• _MATERIAL PROVIDED_
========================
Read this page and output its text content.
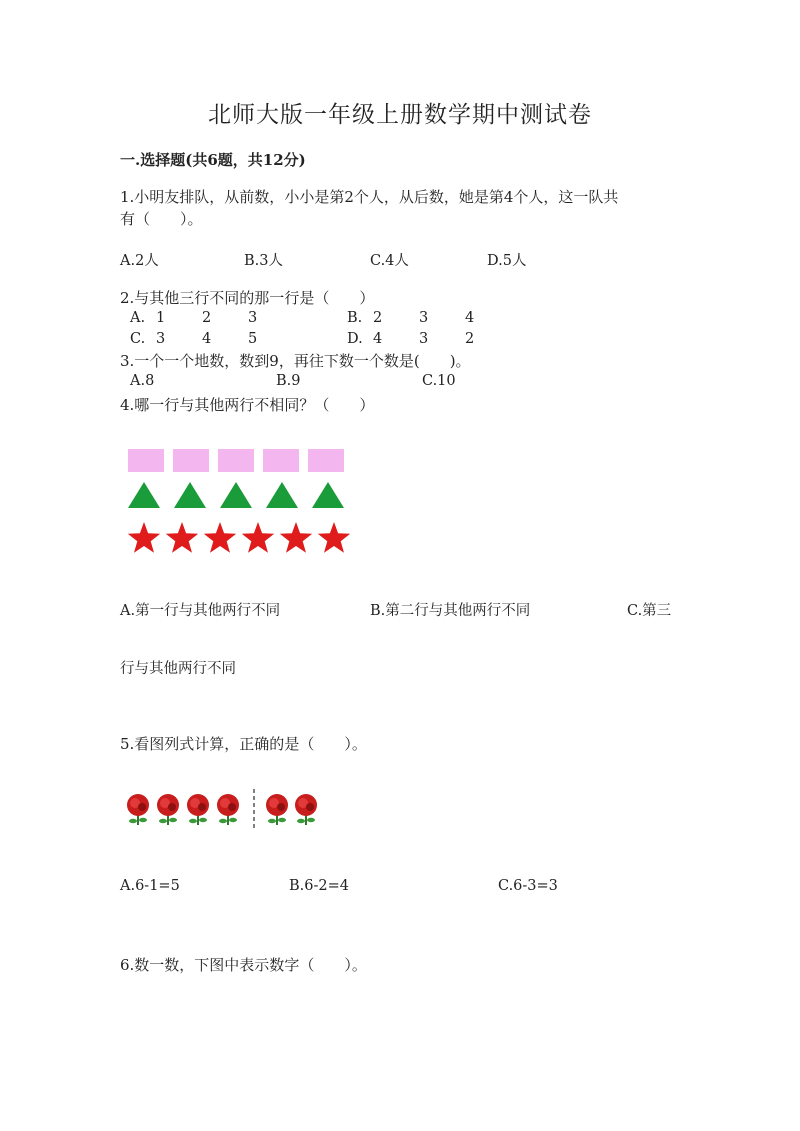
北师大版一年级上册数学期中测试卷
一.选择题(共6题，共12分)
1.小明友排队，从前数，小小是第2个人，从后数，她是第4个人，这一队共
有（　　）。
A.2人	B.3人	C.4人	D.5人
2.与其他三行不同的那一行是（　　）
A. 1	2	3	B. 2	3	4
C. 3	4	5	D. 4	3	2
3.一个一个地数，数到9，再往下数一个数是(　　)。
A.8	B.9	C.10
4.哪一行与其他两行不相同？（　　）
A.第一行与其他两行不同	B.第二行与其他两行不同	C.第三
行与其他两行不同
5.看图列式计算，正确的是（　　）。
A.6-1=5	B.6-2=4	C.6-3=3
6.数一数，下图中表示数字（　　）。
========================
• _TASK TO COMPLETE_
Return the full material word for word. Do not include the pictures.

• _CORRECT RESULT_
Read this page and output its text content.
北师大版一年级上册数学期中测试卷
一.选择题(共6题，共12分)
1.小明友排队，从前数，小小是第2个人，从后数，她是第4个人，这一队共
有（　　）。
A.2人	B.3人	C.4人	D.5人
2.与其他三行不同的那一行是（　　）
A. 1	2	3	B. 2	3	4
C. 3	4	5	D. 4	3	2
3.一个一个地数，数到9，再往下数一个数是(　　)。
A.8	B.9	C.10
4.哪一行与其他两行不相同？（　　）
A.第一行与其他两行不同	B.第二行与其他两行不同	C.第三
行与其他两行不同
5.看图列式计算，正确的是（　　）。
A.6-1=5	B.6-2=4	C.6-3=3
6.数一数，下图中表示数字（　　）。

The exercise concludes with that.